### OBJECTIVE
Copy out each line containing "BANNER" from the entries below.

### DATA FOR THE TASK
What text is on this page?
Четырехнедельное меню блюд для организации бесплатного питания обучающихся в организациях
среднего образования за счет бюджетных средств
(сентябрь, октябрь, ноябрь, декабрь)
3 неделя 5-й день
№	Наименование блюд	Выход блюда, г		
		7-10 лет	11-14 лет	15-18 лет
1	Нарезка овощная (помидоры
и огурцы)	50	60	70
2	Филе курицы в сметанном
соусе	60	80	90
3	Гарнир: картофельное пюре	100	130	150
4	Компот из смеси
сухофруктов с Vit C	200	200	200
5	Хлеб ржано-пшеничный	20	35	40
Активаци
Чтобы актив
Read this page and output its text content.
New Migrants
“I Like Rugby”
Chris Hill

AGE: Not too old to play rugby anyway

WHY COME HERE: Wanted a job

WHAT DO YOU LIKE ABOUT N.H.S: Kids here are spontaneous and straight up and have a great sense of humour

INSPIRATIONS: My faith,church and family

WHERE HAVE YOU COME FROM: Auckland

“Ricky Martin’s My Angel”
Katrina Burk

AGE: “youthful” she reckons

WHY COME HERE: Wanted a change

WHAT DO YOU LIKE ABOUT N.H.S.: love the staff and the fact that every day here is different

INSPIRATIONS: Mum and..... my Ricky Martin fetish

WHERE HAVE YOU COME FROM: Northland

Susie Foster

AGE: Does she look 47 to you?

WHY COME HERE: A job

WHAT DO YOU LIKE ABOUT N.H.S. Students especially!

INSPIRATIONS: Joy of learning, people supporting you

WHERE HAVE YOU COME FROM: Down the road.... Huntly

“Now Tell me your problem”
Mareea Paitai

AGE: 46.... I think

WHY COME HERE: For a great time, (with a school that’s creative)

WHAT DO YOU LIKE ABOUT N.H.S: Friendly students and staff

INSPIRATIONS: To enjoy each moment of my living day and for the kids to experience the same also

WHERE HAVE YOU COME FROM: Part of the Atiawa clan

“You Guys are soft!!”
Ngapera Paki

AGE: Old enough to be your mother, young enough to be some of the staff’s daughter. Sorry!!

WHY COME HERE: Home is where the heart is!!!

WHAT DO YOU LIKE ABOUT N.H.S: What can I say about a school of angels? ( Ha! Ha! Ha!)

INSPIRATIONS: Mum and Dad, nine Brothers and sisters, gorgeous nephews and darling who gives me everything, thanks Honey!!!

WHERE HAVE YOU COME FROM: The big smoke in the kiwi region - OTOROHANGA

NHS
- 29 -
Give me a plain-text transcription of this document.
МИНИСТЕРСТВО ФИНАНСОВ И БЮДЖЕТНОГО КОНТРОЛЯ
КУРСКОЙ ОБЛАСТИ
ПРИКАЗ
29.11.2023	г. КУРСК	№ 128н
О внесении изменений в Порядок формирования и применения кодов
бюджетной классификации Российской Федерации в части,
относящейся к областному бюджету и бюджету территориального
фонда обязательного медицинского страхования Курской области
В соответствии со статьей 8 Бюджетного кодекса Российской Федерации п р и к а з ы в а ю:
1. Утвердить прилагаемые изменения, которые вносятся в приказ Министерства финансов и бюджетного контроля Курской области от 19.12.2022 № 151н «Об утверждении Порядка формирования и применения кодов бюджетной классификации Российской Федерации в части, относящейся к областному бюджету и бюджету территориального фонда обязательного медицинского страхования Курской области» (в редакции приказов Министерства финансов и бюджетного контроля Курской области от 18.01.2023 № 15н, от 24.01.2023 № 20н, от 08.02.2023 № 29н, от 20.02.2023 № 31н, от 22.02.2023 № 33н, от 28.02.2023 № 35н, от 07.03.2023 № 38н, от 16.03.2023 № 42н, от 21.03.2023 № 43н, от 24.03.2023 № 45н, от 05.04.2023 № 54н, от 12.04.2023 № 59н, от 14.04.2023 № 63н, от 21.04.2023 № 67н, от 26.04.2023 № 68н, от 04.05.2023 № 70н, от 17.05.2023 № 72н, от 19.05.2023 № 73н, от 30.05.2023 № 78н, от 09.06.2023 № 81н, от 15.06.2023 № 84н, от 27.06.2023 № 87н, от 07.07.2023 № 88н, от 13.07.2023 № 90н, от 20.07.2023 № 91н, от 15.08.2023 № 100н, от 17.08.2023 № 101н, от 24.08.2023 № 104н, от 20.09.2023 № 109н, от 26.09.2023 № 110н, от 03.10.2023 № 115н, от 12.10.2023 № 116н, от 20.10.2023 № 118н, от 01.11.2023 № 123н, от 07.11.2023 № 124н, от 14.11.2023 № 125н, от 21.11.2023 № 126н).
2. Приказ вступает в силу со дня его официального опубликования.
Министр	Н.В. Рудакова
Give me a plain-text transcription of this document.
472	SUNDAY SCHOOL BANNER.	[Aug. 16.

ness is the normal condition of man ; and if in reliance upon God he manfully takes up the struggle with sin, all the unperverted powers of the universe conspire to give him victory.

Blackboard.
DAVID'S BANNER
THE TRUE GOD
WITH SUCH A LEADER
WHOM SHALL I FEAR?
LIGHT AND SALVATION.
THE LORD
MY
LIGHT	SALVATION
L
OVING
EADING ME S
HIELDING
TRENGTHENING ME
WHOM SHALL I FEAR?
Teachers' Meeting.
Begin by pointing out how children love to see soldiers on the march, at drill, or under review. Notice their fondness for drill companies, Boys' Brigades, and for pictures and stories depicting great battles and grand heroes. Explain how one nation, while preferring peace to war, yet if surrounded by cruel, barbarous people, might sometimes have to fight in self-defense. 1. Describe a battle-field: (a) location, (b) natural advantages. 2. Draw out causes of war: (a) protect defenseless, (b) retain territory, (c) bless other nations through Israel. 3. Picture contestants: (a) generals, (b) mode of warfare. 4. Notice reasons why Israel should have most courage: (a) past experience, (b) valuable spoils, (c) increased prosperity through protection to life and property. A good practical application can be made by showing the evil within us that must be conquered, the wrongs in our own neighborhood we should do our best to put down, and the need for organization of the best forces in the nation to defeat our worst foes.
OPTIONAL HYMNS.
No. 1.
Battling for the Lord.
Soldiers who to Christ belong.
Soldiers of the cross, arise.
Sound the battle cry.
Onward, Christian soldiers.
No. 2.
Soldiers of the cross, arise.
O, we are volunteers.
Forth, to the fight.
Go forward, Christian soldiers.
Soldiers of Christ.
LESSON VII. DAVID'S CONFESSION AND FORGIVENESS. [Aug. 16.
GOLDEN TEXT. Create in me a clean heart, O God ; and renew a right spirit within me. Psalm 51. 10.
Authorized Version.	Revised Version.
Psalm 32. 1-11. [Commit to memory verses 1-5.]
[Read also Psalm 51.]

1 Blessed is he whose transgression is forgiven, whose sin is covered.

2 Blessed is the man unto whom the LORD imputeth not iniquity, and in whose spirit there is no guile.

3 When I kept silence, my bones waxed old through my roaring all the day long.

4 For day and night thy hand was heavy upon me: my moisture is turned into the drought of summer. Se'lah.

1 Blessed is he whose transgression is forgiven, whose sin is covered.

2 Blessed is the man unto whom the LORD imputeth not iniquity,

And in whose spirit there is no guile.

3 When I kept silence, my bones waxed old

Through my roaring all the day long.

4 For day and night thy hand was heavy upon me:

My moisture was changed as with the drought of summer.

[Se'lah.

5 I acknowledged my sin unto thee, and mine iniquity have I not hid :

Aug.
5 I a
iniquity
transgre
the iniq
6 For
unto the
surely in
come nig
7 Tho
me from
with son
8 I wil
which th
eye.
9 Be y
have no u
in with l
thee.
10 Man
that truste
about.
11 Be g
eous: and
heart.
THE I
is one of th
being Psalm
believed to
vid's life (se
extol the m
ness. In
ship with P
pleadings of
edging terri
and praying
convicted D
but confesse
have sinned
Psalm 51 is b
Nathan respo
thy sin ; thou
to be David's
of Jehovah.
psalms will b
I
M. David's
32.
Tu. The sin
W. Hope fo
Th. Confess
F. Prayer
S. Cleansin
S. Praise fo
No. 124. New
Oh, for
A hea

### ANSWER
472	SUNDAY SCHOOL BANNER.	[Aug. 16.
DAVID'S BANNER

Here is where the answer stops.